| EXERCISE GOAL |
Copy every line of the following data that includes the string "чего".

BEGIN GIVEN RECORDS

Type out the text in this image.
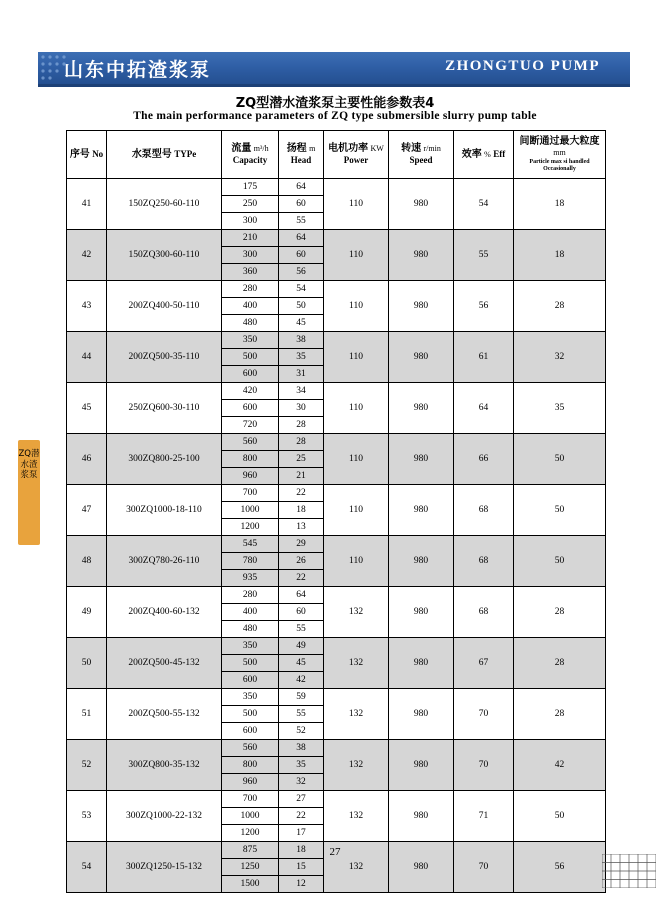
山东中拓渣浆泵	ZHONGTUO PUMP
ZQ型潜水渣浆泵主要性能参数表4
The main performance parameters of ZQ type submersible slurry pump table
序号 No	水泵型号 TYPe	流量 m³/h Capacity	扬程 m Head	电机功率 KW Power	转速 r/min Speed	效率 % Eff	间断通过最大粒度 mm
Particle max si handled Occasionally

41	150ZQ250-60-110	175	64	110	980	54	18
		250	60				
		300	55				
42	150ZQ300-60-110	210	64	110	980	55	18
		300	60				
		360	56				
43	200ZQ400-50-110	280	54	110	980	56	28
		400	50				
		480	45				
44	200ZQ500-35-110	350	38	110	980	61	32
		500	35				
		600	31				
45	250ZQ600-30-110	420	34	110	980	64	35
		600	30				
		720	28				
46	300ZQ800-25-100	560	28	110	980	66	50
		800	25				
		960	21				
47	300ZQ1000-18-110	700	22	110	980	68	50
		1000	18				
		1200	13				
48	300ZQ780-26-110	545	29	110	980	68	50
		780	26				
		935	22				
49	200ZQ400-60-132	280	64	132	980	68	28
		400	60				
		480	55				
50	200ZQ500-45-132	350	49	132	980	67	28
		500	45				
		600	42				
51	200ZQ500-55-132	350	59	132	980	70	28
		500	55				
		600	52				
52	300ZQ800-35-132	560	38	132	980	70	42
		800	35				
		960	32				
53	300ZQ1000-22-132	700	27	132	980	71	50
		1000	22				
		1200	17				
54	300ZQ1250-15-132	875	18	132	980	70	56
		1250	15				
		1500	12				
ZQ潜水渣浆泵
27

END GIVEN RECORDS
BEGIN GIVEN RECORDS

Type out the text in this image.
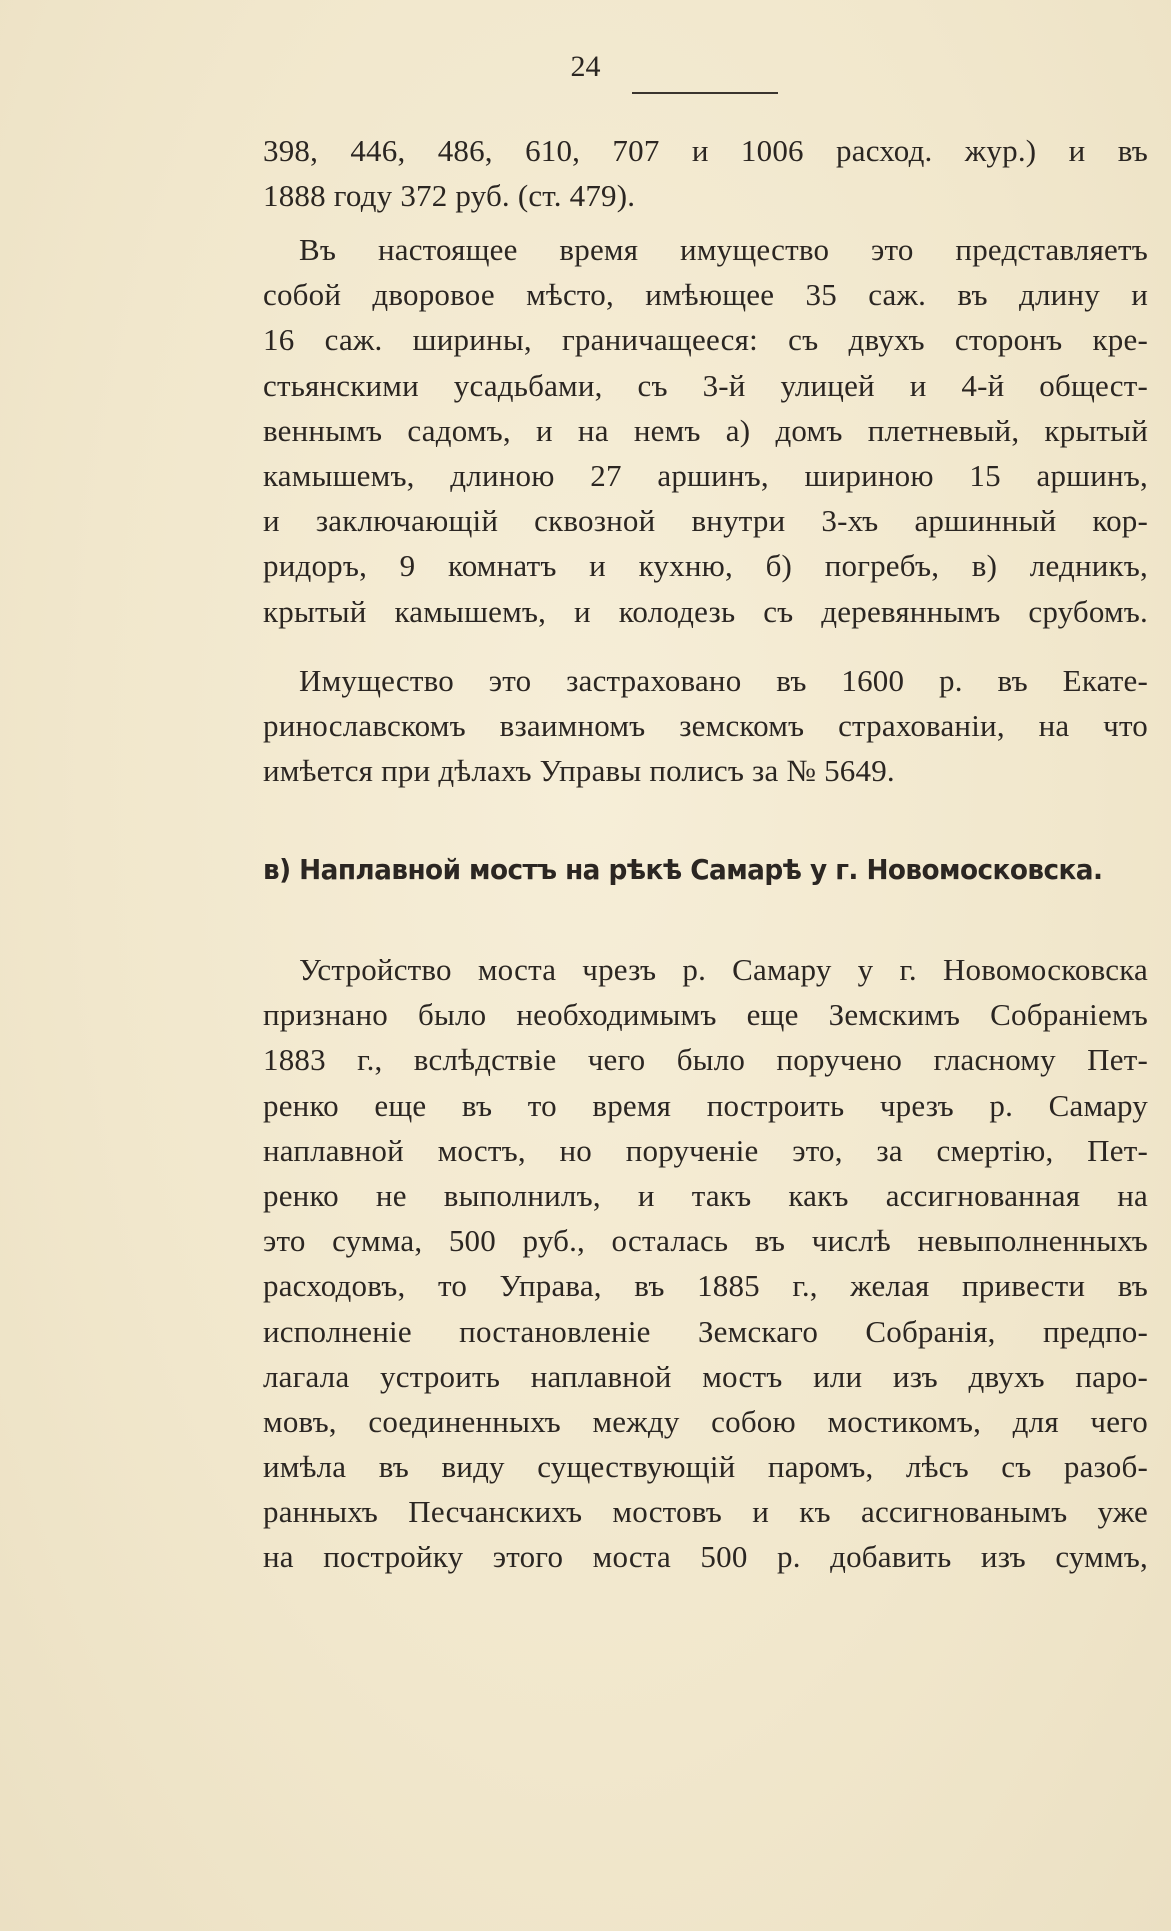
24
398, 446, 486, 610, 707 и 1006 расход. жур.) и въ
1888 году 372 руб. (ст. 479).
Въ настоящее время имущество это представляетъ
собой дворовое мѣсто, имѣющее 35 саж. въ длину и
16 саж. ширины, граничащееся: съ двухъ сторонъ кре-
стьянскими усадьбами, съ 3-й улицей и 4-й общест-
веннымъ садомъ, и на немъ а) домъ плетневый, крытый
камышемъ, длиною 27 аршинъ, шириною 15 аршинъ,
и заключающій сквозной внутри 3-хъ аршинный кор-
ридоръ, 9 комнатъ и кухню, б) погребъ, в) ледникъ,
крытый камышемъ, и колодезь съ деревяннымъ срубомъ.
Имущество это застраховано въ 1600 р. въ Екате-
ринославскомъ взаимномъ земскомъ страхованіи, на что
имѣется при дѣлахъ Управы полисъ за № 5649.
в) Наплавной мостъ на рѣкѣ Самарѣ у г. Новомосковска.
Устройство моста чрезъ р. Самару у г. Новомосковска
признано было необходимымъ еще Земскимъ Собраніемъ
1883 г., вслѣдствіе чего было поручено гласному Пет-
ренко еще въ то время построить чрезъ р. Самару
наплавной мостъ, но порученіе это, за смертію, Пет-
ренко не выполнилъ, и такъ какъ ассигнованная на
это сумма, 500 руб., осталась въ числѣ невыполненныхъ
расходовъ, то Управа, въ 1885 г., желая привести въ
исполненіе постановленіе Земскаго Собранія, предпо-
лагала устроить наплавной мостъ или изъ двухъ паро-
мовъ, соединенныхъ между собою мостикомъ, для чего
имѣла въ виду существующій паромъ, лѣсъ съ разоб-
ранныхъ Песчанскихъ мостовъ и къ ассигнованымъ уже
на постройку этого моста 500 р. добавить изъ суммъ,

END GIVEN RECORDS

| WRITTEN SOLUTION |
1883 г., вслѣдствіе чего было поручено гласному Пет-
мовъ, соединенныхъ между собою мостикомъ, для чего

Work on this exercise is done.